### EXERCISE PROMPT
Every entry must be repeated exactly. Exclude all pictures.

Stored items from a collection:
--- begin ---

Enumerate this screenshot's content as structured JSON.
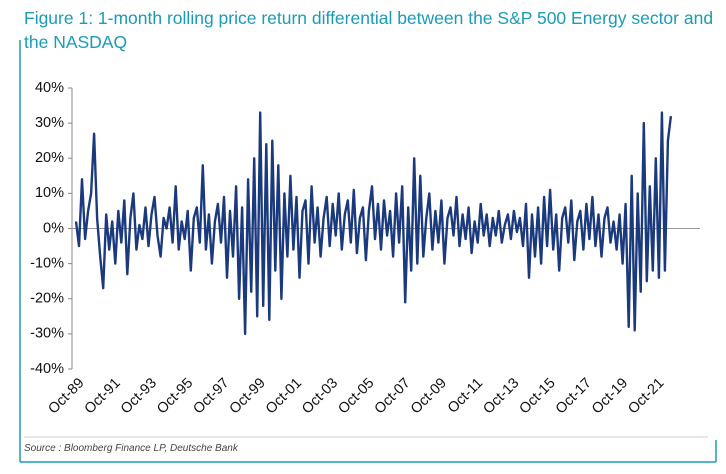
{
  "chart_data": {
    "type": "line",
    "title": "Figure 1: 1-month rolling price return differential between the S&P 500 Energy sector and the NASDAQ",
    "source": "Source : Bloomberg Finance LP, Deutsche Bank",
    "categories": [
      "Oct-89",
      null,
      null,
      null,
      null,
      null,
      null,
      null,
      null,
      null,
      null,
      null,
      "Oct-91",
      null,
      null,
      null,
      null,
      null,
      null,
      null,
      null,
      null,
      null,
      null,
      "Oct-93",
      null,
      null,
      null,
      null,
      null,
      null,
      null,
      null,
      null,
      null,
      null,
      "Oct-95",
      null,
      null,
      null,
      null,
      null,
      null,
      null,
      null,
      null,
      null,
      null,
      "Oct-97",
      null,
      null,
      null,
      null,
      null,
      null,
      null,
      null,
      null,
      null,
      null,
      "Oct-99",
      null,
      null,
      null,
      null,
      null,
      null,
      null,
      null,
      null,
      null,
      null,
      "Oct-01",
      null,
      null,
      null,
      null,
      null,
      null,
      null,
      null,
      null,
      null,
      null,
      "Oct-03",
      null,
      null,
      null,
      null,
      null,
      null,
      null,
      null,
      null,
      null,
      null,
      "Oct-05",
      null,
      null,
      null,
      null,
      null,
      null,
      null,
      null,
      null,
      null,
      null,
      "Oct-07",
      null,
      null,
      null,
      null,
      null,
      null,
      null,
      null,
      null,
      null,
      null,
      "Oct-09",
      null,
      null,
      null,
      null,
      null,
      null,
      null,
      null,
      null,
      null,
      null,
      "Oct-11",
      null,
      null,
      null,
      null,
      null,
      null,
      null,
      null,
      null,
      null,
      null,
      "Oct-13",
      null,
      null,
      null,
      null,
      null,
      null,
      null,
      null,
      null,
      null,
      null,
      "Oct-15",
      null,
      null,
      null,
      null,
      null,
      null,
      null,
      null,
      null,
      null,
      null,
      "Oct-17",
      null,
      null,
      null,
      null,
      null,
      null,
      null,
      null,
      null,
      null,
      null,
      "Oct-19",
      null,
      null,
      null,
      null,
      null,
      null,
      null,
      null,
      null,
      null,
      null,
      "Oct-21",
      null,
      null,
      null,
      null,
      null
    ],
    "values": [
      2,
      -5,
      14,
      -3,
      5,
      10,
      27,
      3,
      -8,
      -17,
      4,
      -6,
      2,
      -10,
      5,
      -4,
      8,
      -13,
      3,
      10,
      -6,
      1,
      -3,
      6,
      -5,
      4,
      9,
      -2,
      -8,
      3,
      0,
      6,
      -4,
      12,
      -6,
      2,
      -3,
      5,
      -12,
      3,
      6,
      -4,
      18,
      -6,
      4,
      -10,
      2,
      7,
      -4,
      9,
      -14,
      5,
      -8,
      12,
      -20,
      6,
      -30,
      14,
      -18,
      20,
      -25,
      33,
      -22,
      24,
      -26,
      25,
      -12,
      18,
      -20,
      10,
      -8,
      15,
      -6,
      9,
      -14,
      5,
      8,
      -10,
      12,
      -4,
      6,
      -8,
      3,
      9,
      -5,
      7,
      -2,
      10,
      -6,
      4,
      8,
      -4,
      11,
      -7,
      3,
      6,
      -9,
      5,
      12,
      -3,
      7,
      -6,
      8,
      -2,
      5,
      -8,
      10,
      -4,
      12,
      -21,
      6,
      -12,
      20,
      -10,
      15,
      -8,
      3,
      10,
      -6,
      5,
      -4,
      8,
      -10,
      3,
      6,
      -2,
      9,
      -5,
      4,
      -3,
      6,
      -7,
      2,
      -4,
      7,
      -2,
      4,
      -5,
      3,
      -2,
      5,
      -4,
      1,
      4,
      -3,
      5,
      -1,
      3,
      -5,
      7,
      -14,
      4,
      -8,
      6,
      -10,
      9,
      -5,
      11,
      -6,
      4,
      -12,
      3,
      6,
      -4,
      8,
      -9,
      2,
      5,
      -6,
      7,
      -3,
      9,
      -5,
      4,
      -8,
      3,
      6,
      -4,
      2,
      -6,
      4,
      -10,
      7,
      -28,
      15,
      -29,
      10,
      -18,
      30,
      -15,
      12,
      -12,
      20,
      -14,
      33,
      -12,
      25,
      32
    ],
    "color": "#1b3a7e",
    "ylim": [
      -40,
      40
    ],
    "yticks": [
      {
        "value": -40,
        "label": "-40%"
      },
      {
        "value": -30,
        "label": "-30%"
      },
      {
        "value": -20,
        "label": "-20%"
      },
      {
        "value": -10,
        "label": "-10%"
      },
      {
        "value": 0,
        "label": "0%"
      },
      {
        "value": 10,
        "label": "10%"
      },
      {
        "value": 20,
        "label": "20%"
      },
      {
        "value": 30,
        "label": "30%"
      },
      {
        "value": 40,
        "label": "40%"
      }
    ]
  }
}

--- end ---

### EXERCISE RESPONSE
Enumerate this screenshot's content as structured JSON.
{
  "chart_data": {
    "type": "line",
    "title": "Figure 1: 1-month rolling price return differential between the S&P 500 Energy sector and the NASDAQ",
    "source": "Source : Bloomberg Finance LP, Deutsche Bank",
    "categories": [
      "Oct-89",
      null,
      null,
      null,
      null,
      null,
      null,
      null,
      null,
      null,
      null,
      null,
      "Oct-91",
      null,
      null,
      null,
      null,
      null,
      null,
      null,
      null,
      null,
      null,
      null,
      "Oct-93",
      null,
      null,
      null,
      null,
      null,
      null,
      null,
      null,
      null,
      null,
      null,
      "Oct-95",
      null,
      null,
      null,
      null,
      null,
      null,
      null,
      null,
      null,
      null,
      null,
      "Oct-97",
      null,
      null,
      null,
      null,
      null,
      null,
      null,
      null,
      null,
      null,
      null,
      "Oct-99",
      null,
      null,
      null,
      null,
      null,
      null,
      null,
      null,
      null,
      null,
      null,
      "Oct-01",
      null,
      null,
      null,
      null,
      null,
      null,
      null,
      null,
      null,
      null,
      null,
      "Oct-03",
      null,
      null,
      null,
      null,
      null,
      null,
      null,
      null,
      null,
      null,
      null,
      "Oct-05",
      null,
      null,
      null,
      null,
      null,
      null,
      null,
      null,
      null,
      null,
      null,
      "Oct-07",
      null,
      null,
      null,
      null,
      null,
      null,
      null,
      null,
      null,
      null,
      null,
      "Oct-09",
      null,
      null,
      null,
      null,
      null,
      null,
      null,
      null,
      null,
      null,
      null,
      "Oct-11",
      null,
      null,
      null,
      null,
      null,
      null,
      null,
      null,
      null,
      null,
      null,
      "Oct-13",
      null,
      null,
      null,
      null,
      null,
      null,
      null,
      null,
      null,
      null,
      null,
      "Oct-15",
      null,
      null,
      null,
      null,
      null,
      null,
      null,
      null,
      null,
      null,
      null,
      "Oct-17",
      null,
      null,
      null,
      null,
      null,
      null,
      null,
      null,
      null,
      null,
      null,
      "Oct-19",
      null,
      null,
      null,
      null,
      null,
      null,
      null,
      null,
      null,
      null,
      null,
      "Oct-21",
      null,
      null,
      null,
      null,
      null
    ],
    "values": [
      2,
      -5,
      14,
      -3,
      5,
      10,
      27,
      3,
      -8,
      -17,
      4,
      -6,
      2,
      -10,
      5,
      -4,
      8,
      -13,
      3,
      10,
      -6,
      1,
      -3,
      6,
      -5,
      4,
      9,
      -2,
      -8,
      3,
      0,
      6,
      -4,
      12,
      -6,
      2,
      -3,
      5,
      -12,
      3,
      6,
      -4,
      18,
      -6,
      4,
      -10,
      2,
      7,
      -4,
      9,
      -14,
      5,
      -8,
      12,
      -20,
      6,
      -30,
      14,
      -18,
      20,
      -25,
      33,
      -22,
      24,
      -26,
      25,
      -12,
      18,
      -20,
      10,
      -8,
      15,
      -6,
      9,
      -14,
      5,
      8,
      -10,
      12,
      -4,
      6,
      -8,
      3,
      9,
      -5,
      7,
      -2,
      10,
      -6,
      4,
      8,
      -4,
      11,
      -7,
      3,
      6,
      -9,
      5,
      12,
      -3,
      7,
      -6,
      8,
      -2,
      5,
      -8,
      10,
      -4,
      12,
      -21,
      6,
      -12,
      20,
      -10,
      15,
      -8,
      3,
      10,
      -6,
      5,
      -4,
      8,
      -10,
      3,
      6,
      -2,
      9,
      -5,
      4,
      -3,
      6,
      -7,
      2,
      -4,
      7,
      -2,
      4,
      -5,
      3,
      -2,
      5,
      -4,
      1,
      4,
      -3,
      5,
      -1,
      3,
      -5,
      7,
      -14,
      4,
      -8,
      6,
      -10,
      9,
      -5,
      11,
      -6,
      4,
      -12,
      3,
      6,
      -4,
      8,
      -9,
      2,
      5,
      -6,
      7,
      -3,
      9,
      -5,
      4,
      -8,
      3,
      6,
      -4,
      2,
      -6,
      4,
      -10,
      7,
      -28,
      15,
      -29,
      10,
      -18,
      30,
      -15,
      12,
      -12,
      20,
      -14,
      33,
      -12,
      25,
      32
    ],
    "color": "#1b3a7e",
    "ylim": [
      -40,
      40
    ],
    "yticks": [
      {
        "value": -40,
        "label": "-40%"
      },
      {
        "value": -30,
        "label": "-30%"
      },
      {
        "value": -20,
        "label": "-20%"
      },
      {
        "value": -10,
        "label": "-10%"
      },
      {
        "value": 0,
        "label": "0%"
      },
      {
        "value": 10,
        "label": "10%"
      },
      {
        "value": 20,
        "label": "20%"
      },
      {
        "value": 30,
        "label": "30%"
      },
      {
        "value": 40,
        "label": "40%"
      }
    ]
  }
}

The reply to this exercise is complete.